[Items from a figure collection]
=====

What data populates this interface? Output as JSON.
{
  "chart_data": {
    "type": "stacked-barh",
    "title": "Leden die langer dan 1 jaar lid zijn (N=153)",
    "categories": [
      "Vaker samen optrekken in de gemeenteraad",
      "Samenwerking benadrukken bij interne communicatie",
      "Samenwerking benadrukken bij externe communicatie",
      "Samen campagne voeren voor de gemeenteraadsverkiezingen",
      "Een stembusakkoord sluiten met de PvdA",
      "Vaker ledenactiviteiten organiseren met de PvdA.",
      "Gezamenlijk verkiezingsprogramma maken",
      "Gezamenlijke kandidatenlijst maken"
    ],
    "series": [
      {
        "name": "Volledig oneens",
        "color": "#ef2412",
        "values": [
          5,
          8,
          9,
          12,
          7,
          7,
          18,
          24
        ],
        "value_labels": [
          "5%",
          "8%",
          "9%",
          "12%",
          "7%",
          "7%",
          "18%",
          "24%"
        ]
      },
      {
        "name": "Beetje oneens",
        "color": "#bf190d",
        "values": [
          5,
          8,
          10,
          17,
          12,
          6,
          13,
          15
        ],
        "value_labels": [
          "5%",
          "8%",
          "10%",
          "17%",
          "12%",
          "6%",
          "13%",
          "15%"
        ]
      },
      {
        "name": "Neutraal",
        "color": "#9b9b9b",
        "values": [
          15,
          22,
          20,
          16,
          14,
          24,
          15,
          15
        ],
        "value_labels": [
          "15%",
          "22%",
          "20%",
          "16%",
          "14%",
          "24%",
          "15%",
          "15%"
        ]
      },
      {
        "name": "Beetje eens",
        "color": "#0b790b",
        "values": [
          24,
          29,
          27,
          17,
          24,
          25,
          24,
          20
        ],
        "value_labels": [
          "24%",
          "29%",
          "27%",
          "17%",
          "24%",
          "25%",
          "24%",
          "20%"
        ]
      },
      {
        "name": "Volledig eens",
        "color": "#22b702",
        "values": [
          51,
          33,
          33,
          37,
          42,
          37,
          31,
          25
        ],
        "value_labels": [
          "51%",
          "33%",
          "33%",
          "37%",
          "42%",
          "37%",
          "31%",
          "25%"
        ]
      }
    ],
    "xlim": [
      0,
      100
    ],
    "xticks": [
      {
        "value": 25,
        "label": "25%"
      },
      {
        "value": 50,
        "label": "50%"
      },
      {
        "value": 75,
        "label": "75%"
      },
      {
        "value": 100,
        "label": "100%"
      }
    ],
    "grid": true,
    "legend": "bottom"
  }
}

=====

WHAT TO DO
Every entry should be printed again exactly as it stands.

FINAL RESULT
What data populates this interface? Output as JSON.
{
  "chart_data": {
    "type": "stacked-barh",
    "title": "Leden die langer dan 1 jaar lid zijn (N=153)",
    "categories": [
      "Vaker samen optrekken in de gemeenteraad",
      "Samenwerking benadrukken bij interne communicatie",
      "Samenwerking benadrukken bij externe communicatie",
      "Samen campagne voeren voor de gemeenteraadsverkiezingen",
      "Een stembusakkoord sluiten met de PvdA",
      "Vaker ledenactiviteiten organiseren met de PvdA.",
      "Gezamenlijk verkiezingsprogramma maken",
      "Gezamenlijke kandidatenlijst maken"
    ],
    "series": [
      {
        "name": "Volledig oneens",
        "color": "#ef2412",
        "values": [
          5,
          8,
          9,
          12,
          7,
          7,
          18,
          24
        ],
        "value_labels": [
          "5%",
          "8%",
          "9%",
          "12%",
          "7%",
          "7%",
          "18%",
          "24%"
        ]
      },
      {
        "name": "Beetje oneens",
        "color": "#bf190d",
        "values": [
          5,
          8,
          10,
          17,
          12,
          6,
          13,
          15
        ],
        "value_labels": [
          "5%",
          "8%",
          "10%",
          "17%",
          "12%",
          "6%",
          "13%",
          "15%"
        ]
      },
      {
        "name": "Neutraal",
        "color": "#9b9b9b",
        "values": [
          15,
          22,
          20,
          16,
          14,
          24,
          15,
          15
        ],
        "value_labels": [
          "15%",
          "22%",
          "20%",
          "16%",
          "14%",
          "24%",
          "15%",
          "15%"
        ]
      },
      {
        "name": "Beetje eens",
        "color": "#0b790b",
        "values": [
          24,
          29,
          27,
          17,
          24,
          25,
          24,
          20
        ],
        "value_labels": [
          "24%",
          "29%",
          "27%",
          "17%",
          "24%",
          "25%",
          "24%",
          "20%"
        ]
      },
      {
        "name": "Volledig eens",
        "color": "#22b702",
        "values": [
          51,
          33,
          33,
          37,
          42,
          37,
          31,
          25
        ],
        "value_labels": [
          "51%",
          "33%",
          "33%",
          "37%",
          "42%",
          "37%",
          "31%",
          "25%"
        ]
      }
    ],
    "xlim": [
      0,
      100
    ],
    "xticks": [
      {
        "value": 25,
        "label": "25%"
      },
      {
        "value": 50,
        "label": "50%"
      },
      {
        "value": 75,
        "label": "75%"
      },
      {
        "value": 100,
        "label": "100%"
      }
    ],
    "grid": true,
    "legend": "bottom"
  }
}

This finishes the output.